- **Task statement**
Turn every line of the data below into a Markdown table with the columns "No." and "Line", numbering the rows in order and omitting any blank lines.

Layout coordinate data
## Begin

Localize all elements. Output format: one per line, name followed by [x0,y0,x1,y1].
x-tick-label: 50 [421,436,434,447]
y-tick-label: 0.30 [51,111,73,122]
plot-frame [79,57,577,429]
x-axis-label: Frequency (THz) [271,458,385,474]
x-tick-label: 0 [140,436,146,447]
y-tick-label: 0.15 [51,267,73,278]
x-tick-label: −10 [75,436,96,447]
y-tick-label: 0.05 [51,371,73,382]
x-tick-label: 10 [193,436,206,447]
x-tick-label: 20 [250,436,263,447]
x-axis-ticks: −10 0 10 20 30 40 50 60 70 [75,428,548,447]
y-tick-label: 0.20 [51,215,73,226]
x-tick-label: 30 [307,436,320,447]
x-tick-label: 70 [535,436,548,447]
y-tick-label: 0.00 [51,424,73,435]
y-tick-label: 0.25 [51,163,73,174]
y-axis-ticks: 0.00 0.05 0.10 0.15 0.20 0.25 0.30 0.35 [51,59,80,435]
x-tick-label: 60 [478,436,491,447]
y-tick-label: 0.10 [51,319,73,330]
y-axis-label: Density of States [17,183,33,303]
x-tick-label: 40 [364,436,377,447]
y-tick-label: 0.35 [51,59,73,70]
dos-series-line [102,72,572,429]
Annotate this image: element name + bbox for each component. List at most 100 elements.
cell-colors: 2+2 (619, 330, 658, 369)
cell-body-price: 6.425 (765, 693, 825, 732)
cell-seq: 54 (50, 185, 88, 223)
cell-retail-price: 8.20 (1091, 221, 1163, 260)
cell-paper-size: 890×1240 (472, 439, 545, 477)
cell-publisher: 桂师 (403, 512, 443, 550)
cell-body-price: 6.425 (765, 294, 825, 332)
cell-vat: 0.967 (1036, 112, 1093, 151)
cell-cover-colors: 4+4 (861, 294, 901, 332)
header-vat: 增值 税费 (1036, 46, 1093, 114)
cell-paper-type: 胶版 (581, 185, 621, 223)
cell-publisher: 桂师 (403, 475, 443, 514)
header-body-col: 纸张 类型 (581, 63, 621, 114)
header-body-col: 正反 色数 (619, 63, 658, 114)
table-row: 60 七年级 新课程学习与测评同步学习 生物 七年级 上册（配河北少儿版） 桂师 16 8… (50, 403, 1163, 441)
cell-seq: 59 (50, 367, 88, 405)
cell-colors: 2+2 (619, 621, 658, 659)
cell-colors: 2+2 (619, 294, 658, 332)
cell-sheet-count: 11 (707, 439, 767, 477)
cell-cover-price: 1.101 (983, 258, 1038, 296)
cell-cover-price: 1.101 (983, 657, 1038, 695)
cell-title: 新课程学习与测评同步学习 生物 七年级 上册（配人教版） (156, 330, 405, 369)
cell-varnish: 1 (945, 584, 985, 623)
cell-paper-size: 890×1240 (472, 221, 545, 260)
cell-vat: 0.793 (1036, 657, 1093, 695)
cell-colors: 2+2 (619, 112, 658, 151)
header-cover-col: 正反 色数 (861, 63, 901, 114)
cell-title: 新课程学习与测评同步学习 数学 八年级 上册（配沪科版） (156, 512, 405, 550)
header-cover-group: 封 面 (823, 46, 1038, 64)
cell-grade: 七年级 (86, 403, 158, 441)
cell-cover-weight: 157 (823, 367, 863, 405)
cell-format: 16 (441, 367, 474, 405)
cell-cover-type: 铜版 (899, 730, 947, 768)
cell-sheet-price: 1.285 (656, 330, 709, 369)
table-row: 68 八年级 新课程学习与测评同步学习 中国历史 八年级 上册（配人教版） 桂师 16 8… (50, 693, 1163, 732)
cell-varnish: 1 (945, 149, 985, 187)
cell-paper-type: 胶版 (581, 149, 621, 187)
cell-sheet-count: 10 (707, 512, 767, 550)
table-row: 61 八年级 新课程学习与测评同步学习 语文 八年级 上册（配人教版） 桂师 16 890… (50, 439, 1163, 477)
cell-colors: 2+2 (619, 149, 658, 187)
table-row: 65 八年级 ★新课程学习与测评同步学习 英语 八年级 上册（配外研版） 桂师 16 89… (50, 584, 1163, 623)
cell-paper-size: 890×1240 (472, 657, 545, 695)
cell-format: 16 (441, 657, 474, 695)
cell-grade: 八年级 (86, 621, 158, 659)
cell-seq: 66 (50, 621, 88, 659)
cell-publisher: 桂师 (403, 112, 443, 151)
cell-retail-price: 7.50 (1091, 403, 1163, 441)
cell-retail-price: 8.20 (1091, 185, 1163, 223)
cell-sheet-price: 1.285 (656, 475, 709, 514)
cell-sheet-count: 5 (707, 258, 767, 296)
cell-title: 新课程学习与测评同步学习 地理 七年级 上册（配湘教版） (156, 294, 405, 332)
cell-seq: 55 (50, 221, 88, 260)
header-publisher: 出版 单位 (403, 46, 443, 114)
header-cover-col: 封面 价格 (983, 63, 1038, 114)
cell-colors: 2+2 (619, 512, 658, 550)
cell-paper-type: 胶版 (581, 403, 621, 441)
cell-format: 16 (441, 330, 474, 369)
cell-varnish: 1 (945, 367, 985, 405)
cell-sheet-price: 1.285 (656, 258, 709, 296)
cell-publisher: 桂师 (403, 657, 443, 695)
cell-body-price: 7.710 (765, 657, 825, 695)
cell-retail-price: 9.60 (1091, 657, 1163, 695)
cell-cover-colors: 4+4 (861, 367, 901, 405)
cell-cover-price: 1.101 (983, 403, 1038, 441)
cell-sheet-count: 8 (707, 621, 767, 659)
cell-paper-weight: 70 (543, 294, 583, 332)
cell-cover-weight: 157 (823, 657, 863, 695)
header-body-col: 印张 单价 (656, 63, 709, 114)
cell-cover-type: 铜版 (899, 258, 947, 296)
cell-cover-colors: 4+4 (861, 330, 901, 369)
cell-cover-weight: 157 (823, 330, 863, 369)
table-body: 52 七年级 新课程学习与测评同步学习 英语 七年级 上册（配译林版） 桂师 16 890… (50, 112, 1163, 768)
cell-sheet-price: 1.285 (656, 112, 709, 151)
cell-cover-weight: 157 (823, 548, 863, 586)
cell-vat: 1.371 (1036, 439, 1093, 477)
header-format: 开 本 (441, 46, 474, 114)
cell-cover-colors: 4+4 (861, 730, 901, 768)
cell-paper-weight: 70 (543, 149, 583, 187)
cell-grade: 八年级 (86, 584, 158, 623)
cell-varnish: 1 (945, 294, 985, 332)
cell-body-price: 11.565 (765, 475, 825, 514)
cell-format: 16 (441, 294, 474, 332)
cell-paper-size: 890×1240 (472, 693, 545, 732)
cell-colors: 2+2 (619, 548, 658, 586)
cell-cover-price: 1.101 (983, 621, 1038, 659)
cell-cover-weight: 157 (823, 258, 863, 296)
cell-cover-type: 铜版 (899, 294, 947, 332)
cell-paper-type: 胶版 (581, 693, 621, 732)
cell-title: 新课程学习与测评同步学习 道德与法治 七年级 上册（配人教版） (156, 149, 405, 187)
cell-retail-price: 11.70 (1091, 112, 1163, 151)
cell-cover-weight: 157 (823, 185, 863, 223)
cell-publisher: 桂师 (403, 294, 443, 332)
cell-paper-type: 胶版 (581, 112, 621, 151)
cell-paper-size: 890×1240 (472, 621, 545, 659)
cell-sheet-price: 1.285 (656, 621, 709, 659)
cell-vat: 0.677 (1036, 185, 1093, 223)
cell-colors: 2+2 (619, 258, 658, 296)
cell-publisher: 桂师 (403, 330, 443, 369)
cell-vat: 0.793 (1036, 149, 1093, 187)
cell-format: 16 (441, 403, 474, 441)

## End

- **Task solution**
| No. | Line |
|---|---|
| 1 | Localize all elements. Output format: one per line, name followed by [x0,y0,x1,y1]. |
| 2 | x-tick-label: 50 [421,436,434,447] |
| 3 | y-tick-label: 0.30 [51,111,73,122] |
| 4 | plot-frame [79,57,577,429] |
| 5 | x-axis-label: Frequency (THz) [271,458,385,474] |
| 6 | x-tick-label: 0 [140,436,146,447] |
| 7 | y-tick-label: 0.15 [51,267,73,278] |
| 8 | x-tick-label: −10 [75,436,96,447] |
| 9 | y-tick-label: 0.05 [51,371,73,382] |
| 10 | x-tick-label: 10 [193,436,206,447] |
| 11 | x-tick-label: 20 [250,436,263,447] |
| 12 | x-axis-ticks: −10 0 10 20 30 40 50 60 70 [75,428,548,447] |
| 13 | y-tick-label: 0.20 [51,215,73,226] |
| 14 | x-tick-label: 30 [307,436,320,447] |
| 15 | x-tick-label: 70 [535,436,548,447] |
| 16 | y-tick-label: 0.00 [51,424,73,435] |
| 17 | y-tick-label: 0.25 [51,163,73,174] |
| 18 | y-axis-ticks: 0.00 0.05 0.10 0.15 0.20 0.25 0.30 0.35 [51,59,80,435] |
| 19 | x-tick-label: 60 [478,436,491,447] |
| 20 | y-tick-label: 0.10 [51,319,73,330] |
| 21 | y-axis-label: Density of States [17,183,33,303] |
| 22 | x-tick-label: 40 [364,436,377,447] |
| 23 | y-tick-label: 0.35 [51,59,73,70] |
| 24 | dos-series-line [102,72,572,429] |
| 25 | Annotate this image: element name + bbox for each component. List at most 100 elements. |
| 26 | cell-colors: 2+2 (619, 330, 658, 369) |
| 27 | cell-body-price: 6.425 (765, 693, 825, 732) |
| 28 | cell-seq: 54 (50, 185, 88, 223) |
| 29 | cell-retail-price: 8.20 (1091, 221, 1163, 260) |
| 30 | cell-paper-size: 890×1240 (472, 439, 545, 477) |
| 31 | cell-publisher: 桂师 (403, 512, 443, 550) |
| 32 | cell-body-price: 6.425 (765, 294, 825, 332) |
| 33 | cell-vat: 0.967 (1036, 112, 1093, 151) |
| 34 | cell-cover-colors: 4+4 (861, 294, 901, 332) |
| 35 | header-vat: 增值 税费 (1036, 46, 1093, 114) |
| 36 | cell-paper-type: 胶版 (581, 185, 621, 223) |
| 37 | cell-publisher: 桂师 (403, 475, 443, 514) |
| 38 | header-body-col: 纸张 类型 (581, 63, 621, 114) |
| 39 | header-body-col: 正反 色数 (619, 63, 658, 114) |
| 40 | table-row: 60 七年级 新课程学习与测评同步学习 生物 七年级 上册（配河北少儿版） 桂师 16 8… (50, 403, 1163, 441) |
| 41 | cell-seq: 59 (50, 367, 88, 405) |
| 42 | cell-colors: 2+2 (619, 621, 658, 659) |
| 43 | cell-colors: 2+2 (619, 294, 658, 332) |
| 44 | cell-sheet-count: 11 (707, 439, 767, 477) |
| 45 | cell-cover-price: 1.101 (983, 258, 1038, 296) |
| 46 | cell-cover-price: 1.101 (983, 657, 1038, 695) |
| 47 | cell-title: 新课程学习与测评同步学习 生物 七年级 上册（配人教版） (156, 330, 405, 369) |
| 48 | cell-varnish: 1 (945, 584, 985, 623) |
| 49 | cell-paper-size: 890×1240 (472, 221, 545, 260) |
| 50 | cell-vat: 0.793 (1036, 657, 1093, 695) |
| 51 | cell-colors: 2+2 (619, 112, 658, 151) |
| 52 | header-cover-col: 正反 色数 (861, 63, 901, 114) |
| 53 | cell-title: 新课程学习与测评同步学习 数学 八年级 上册（配沪科版） (156, 512, 405, 550) |
| 54 | header-cover-group: 封 面 (823, 46, 1038, 64) |
| 55 | cell-grade: 七年级 (86, 403, 158, 441) |
| 56 | cell-cover-weight: 157 (823, 367, 863, 405) |
| 57 | cell-format: 16 (441, 367, 474, 405) |
| 58 | cell-cover-type: 铜版 (899, 730, 947, 768) |
| 59 | cell-sheet-price: 1.285 (656, 330, 709, 369) |
| 60 | table-row: 68 八年级 新课程学习与测评同步学习 中国历史 八年级 上册（配人教版） 桂师 16 8… (50, 693, 1163, 732) |
| 61 | cell-varnish: 1 (945, 149, 985, 187) |
| 62 | cell-paper-type: 胶版 (581, 149, 621, 187) |
| 63 | cell-sheet-count: 10 (707, 512, 767, 550) |
| 64 | table-row: 61 八年级 新课程学习与测评同步学习 语文 八年级 上册（配人教版） 桂师 16 890… (50, 439, 1163, 477) |
| 65 | cell-colors: 2+2 (619, 149, 658, 187) |
| 66 | table-row: 65 八年级 ★新课程学习与测评同步学习 英语 八年级 上册（配外研版） 桂师 16 89… (50, 584, 1163, 623) |
| 67 | cell-paper-size: 890×1240 (472, 657, 545, 695) |
| 68 | cell-format: 16 (441, 657, 474, 695) |
| 69 | cell-grade: 八年级 (86, 621, 158, 659) |
| 70 | cell-seq: 66 (50, 621, 88, 659) |
| 71 | cell-publisher: 桂师 (403, 112, 443, 151) |
| 72 | cell-retail-price: 7.50 (1091, 403, 1163, 441) |
| 73 | cell-retail-price: 8.20 (1091, 185, 1163, 223) |
| 74 | cell-sheet-price: 1.285 (656, 475, 709, 514) |
| 75 | cell-sheet-count: 5 (707, 258, 767, 296) |
| 76 | cell-title: 新课程学习与测评同步学习 地理 七年级 上册（配湘教版） (156, 294, 405, 332) |
| 77 | cell-seq: 55 (50, 221, 88, 260) |
| 78 | header-publisher: 出版 单位 (403, 46, 443, 114) |
| 79 | header-cover-col: 封面 价格 (983, 63, 1038, 114) |
| 80 | cell-colors: 2+2 (619, 512, 658, 550) |
| 81 | cell-paper-type: 胶版 (581, 403, 621, 441) |
| 82 | cell-format: 16 (441, 330, 474, 369) |
| 83 | cell-varnish: 1 (945, 367, 985, 405) |
| 84 | cell-sheet-price: 1.285 (656, 258, 709, 296) |
| 85 | cell-publisher: 桂师 (403, 657, 443, 695) |
| 86 | cell-body-price: 7.710 (765, 657, 825, 695) |
| 87 | cell-retail-price: 9.60 (1091, 657, 1163, 695) |
| 88 | cell-cover-colors: 4+4 (861, 367, 901, 405) |
| 89 | cell-cover-price: 1.101 (983, 403, 1038, 441) |
| 90 | cell-sheet-count: 8 (707, 621, 767, 659) |
| 91 | cell-paper-weight: 70 (543, 294, 583, 332) |
| 92 | cell-cover-weight: 157 (823, 657, 863, 695) |
| 93 | header-body-col: 印张 单价 (656, 63, 709, 114) |
| 94 | cell-cover-type: 铜版 (899, 258, 947, 296) |
| 95 | cell-cover-colors: 4+4 (861, 330, 901, 369) |
| 96 | cell-cover-weight: 157 (823, 330, 863, 369) |
| 97 | table-body: 52 七年级 新课程学习与测评同步学习 英语 七年级 上册（配译林版） 桂师 16 890… (50, 112, 1163, 768) |
| 98 | cell-sheet-price: 1.285 (656, 112, 709, 151) |
| 99 | cell-cover-weight: 157 (823, 548, 863, 586) |
| 100 | cell-vat: 1.371 (1036, 439, 1093, 477) |
| 101 | header-format: 开 本 (441, 46, 474, 114) |
| 102 | cell-cover-colors: 4+4 (861, 730, 901, 768) |
| 103 | cell-paper-weight: 70 (543, 149, 583, 187) |
| 104 | cell-grade: 八年级 (86, 584, 158, 623) |
| 105 | cell-varnish: 1 (945, 294, 985, 332) |
| 106 | cell-body-price: 11.565 (765, 475, 825, 514) |
| 107 | cell-format: 16 (441, 294, 474, 332) |
| 108 | cell-paper-size: 890×1240 (472, 693, 545, 732) |
| 109 | cell-colors: 2+2 (619, 548, 658, 586) |
| 110 | cell-cover-price: 1.101 (983, 621, 1038, 659) |
| 111 | cell-cover-weight: 157 (823, 258, 863, 296) |
| 112 | cell-cover-type: 铜版 (899, 294, 947, 332) |
| 113 | cell-paper-type: 胶版 (581, 693, 621, 732) |
| 114 | cell-title: 新课程学习与测评同步学习 道德与法治 七年级 上册（配人教版） (156, 149, 405, 187) |
| 115 | cell-retail-price: 11.70 (1091, 112, 1163, 151) |
| 116 | cell-cover-weight: 157 (823, 185, 863, 223) |
| 117 | cell-publisher: 桂师 (403, 294, 443, 332) |
| 118 | cell-paper-type: 胶版 (581, 112, 621, 151) |
| 119 | cell-paper-size: 890×1240 (472, 621, 545, 659) |
| 120 | cell-sheet-price: 1.285 (656, 621, 709, 659) |
| 121 | cell-vat: 0.677 (1036, 185, 1093, 223) |
| 122 | cell-colors: 2+2 (619, 258, 658, 296) |
| 123 | cell-publisher: 桂师 (403, 330, 443, 369) |
| 124 | cell-vat: 0.793 (1036, 149, 1093, 187) |
| 125 | cell-format: 16 (441, 403, 474, 441) |